- Required actions
1 - List every time of day at which the original report and the comments in the Volatility issue thread were posted.
2 - According to the Volatility issue thread, in which directory is the verinfo plugin available?
3 - Reproduce word for word the passage of the Volatility issue thread between "Original comment by michael.hale@gmail.com" and "help guys. :)", inclusive.

*** Opening of Excerpt ***

Volatility Framework 2.0 on Windows 7 SP1 with Python 2.7.3

Please provide any additional information below.

Original issue reported on code.google.com by johnmusb...@gmail.com on 13 May 2012 at 7:41

GoogleCodeExporter commented 9 years ago
The verinfo plugin is available in the contrib directory as it is not an 
officially maintained plugin.  If you want to make use of it, please add 
"--plugins=/path/to/contrib/directory".

As to the moddump issue, I've CCed in some of our other developers that may be 
able to help...

Original comment by mike.auty@gmail.com on 13 May 2012 at 8:00

GoogleCodeExporter commented 9 years ago
Thanks, got the verinfo plugin working now. Perhaps it should be noted in the 
wiki that it's in the contrib directory.

Original comment by johnmusb...@gmail.com on 13 May 2012 at 8:16

GoogleCodeExporter commented 9 years ago
Glad you got it working, the wiki was updated to reflect that 10 minutes ago.

Original comment by mike.auty@gmail.com on 13 May 2012 at 8:17

GoogleCodeExporter commented 9 years ago
Regarding moddump, if you specify -o <memory_offset> its only going to try and 
dump 1 module whose base address is memory_offset. If you leave off -o and just 
do: 

python vol.py --profile WinXPSP2x86 -f image.img moddump -D 
<destination_directory> 

Then it should try and dump all modules that are listed in the output of the 
'modules' command. So could you please: 

1) Test without -o and see if you get files 
2) If you're trying to dump a specific module according to its offset, make 
sure the 'modules' command reports that there is in fact a module at 
module_offset. 

Perhaps we're confusing offset with base address here. For example in the 
modules output:

Offset(V)  File                                               Base         Size 
    Name
0x84131c98 \SystemRoot\system32\ntkrnlpa.exe                  0x008280b000 
0x410000 ntoskrnl.exe

In that case, 0x84131c98 is the offset of the _LDR_DATA_TABLE_ENTRY for the 
module, but the module's base address is 0x008280b000 (where you find the PE 
header). So the value you pass to -o is the base address where you can find the 
PE header. 

Original comment by michael.hale@gmail.com on 13 May 2012 at 8:30

GoogleCodeExporter commented 9 years ago
Ohhh, thanks that was it! I was reading the details at 
http://moyix.blogspot.com/2008/10/plugin-post-moddump.html and the blog post 
says "-b" is base which I thought came from the modules command base column and 
"-o" offset which I figured came from the modules command offset column. Once I 
passed the value from the base column to "-o" it worked.

Original comment by johnmusb...@gmail.com on 13 May 2012 at 8:38

GoogleCodeExporter commented 9 years ago
Thanks for the quick help guys. :)

*** Close of Excerpt ***
*** Opening of Extracted records ***

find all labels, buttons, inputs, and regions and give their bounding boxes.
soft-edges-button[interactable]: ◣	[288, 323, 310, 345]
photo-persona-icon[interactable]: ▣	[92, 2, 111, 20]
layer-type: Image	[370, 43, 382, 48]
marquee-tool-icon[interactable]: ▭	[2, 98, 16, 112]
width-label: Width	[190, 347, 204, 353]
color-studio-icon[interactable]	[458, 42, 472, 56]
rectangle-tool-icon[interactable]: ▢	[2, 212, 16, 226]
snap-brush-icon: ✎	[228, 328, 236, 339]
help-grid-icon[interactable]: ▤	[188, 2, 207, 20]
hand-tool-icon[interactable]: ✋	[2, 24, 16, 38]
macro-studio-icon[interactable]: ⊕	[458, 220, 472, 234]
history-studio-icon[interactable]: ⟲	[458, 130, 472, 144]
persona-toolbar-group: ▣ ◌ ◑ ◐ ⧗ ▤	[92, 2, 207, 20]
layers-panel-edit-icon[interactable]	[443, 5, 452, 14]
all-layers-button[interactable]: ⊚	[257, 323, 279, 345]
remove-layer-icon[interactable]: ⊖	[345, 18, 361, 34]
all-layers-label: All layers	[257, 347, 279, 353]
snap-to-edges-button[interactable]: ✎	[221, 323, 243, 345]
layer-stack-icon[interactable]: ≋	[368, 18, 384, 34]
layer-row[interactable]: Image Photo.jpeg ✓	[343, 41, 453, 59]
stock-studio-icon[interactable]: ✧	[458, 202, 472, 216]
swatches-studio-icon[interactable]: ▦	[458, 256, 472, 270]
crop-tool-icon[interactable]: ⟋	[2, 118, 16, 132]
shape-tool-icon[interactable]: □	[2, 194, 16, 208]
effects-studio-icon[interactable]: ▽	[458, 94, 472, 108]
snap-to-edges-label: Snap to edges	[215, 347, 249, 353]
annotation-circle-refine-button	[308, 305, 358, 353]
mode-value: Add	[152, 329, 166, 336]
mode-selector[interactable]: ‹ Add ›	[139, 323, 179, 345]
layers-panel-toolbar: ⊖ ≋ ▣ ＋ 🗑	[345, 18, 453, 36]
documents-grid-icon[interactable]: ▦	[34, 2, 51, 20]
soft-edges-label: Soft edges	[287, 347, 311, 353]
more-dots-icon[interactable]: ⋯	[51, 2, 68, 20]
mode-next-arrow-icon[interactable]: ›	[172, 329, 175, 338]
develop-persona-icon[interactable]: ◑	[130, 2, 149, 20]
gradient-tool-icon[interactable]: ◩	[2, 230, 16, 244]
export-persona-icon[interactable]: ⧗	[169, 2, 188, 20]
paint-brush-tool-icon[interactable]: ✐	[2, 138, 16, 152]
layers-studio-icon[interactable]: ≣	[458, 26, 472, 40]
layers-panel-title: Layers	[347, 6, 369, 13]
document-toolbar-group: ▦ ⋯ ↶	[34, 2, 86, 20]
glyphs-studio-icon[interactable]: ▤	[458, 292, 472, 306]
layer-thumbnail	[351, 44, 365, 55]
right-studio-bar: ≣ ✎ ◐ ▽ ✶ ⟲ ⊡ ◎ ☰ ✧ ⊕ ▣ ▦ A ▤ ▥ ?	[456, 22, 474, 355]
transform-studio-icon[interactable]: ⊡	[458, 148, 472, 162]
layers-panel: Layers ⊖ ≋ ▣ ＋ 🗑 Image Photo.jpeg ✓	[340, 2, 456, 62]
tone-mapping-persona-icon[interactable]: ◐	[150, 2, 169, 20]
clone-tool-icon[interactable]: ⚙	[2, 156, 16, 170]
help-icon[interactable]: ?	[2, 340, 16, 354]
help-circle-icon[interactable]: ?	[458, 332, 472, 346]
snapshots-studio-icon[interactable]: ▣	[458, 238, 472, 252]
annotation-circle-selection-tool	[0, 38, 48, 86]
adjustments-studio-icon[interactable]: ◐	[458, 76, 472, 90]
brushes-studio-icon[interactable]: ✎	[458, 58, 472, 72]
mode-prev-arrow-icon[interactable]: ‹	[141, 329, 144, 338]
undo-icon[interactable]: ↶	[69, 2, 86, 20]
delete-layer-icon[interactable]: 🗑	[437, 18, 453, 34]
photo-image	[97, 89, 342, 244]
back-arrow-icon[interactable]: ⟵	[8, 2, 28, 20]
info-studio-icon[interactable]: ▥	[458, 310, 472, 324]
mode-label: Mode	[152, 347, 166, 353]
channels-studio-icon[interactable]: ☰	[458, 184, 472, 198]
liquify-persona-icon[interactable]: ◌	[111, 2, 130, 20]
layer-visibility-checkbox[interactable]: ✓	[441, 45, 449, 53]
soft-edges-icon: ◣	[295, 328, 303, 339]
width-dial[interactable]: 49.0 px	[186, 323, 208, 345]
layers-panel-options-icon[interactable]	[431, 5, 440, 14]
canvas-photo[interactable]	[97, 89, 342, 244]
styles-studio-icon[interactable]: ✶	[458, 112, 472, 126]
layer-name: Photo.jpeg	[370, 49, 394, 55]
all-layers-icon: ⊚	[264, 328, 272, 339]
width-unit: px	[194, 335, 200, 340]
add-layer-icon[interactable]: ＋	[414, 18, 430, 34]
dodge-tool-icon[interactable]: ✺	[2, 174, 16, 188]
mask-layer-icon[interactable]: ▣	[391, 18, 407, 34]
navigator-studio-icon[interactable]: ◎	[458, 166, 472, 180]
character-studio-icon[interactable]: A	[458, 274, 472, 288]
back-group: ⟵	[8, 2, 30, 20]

*** Close of Extracted records ***

- Answers provided
1 - 7:41, 8:00, 8:16, 8:17, 8:30, 8:38

2 - The contrib directory.

3 -
Original comment by michael.hale@gmail.com on 13 May 2012 at 8:30

GoogleCodeExporter commented 9 years ago
Ohhh, thanks that was it! I was reading the details at 
http://moyix.blogspot.com/2008/10/plugin-post-moddump.html and the blog post 
says "-b" is base which I thought came from the modules command base column and 
"-o" offset which I figured came from the modules command offset column. Once I 
passed the value from the base column to "-o" it worked.

Original comment by johnmusb...@gmail.com on 13 May 2012 at 8:38

GoogleCodeExporter commented 9 years ago
Thanks for the quick help guys. :)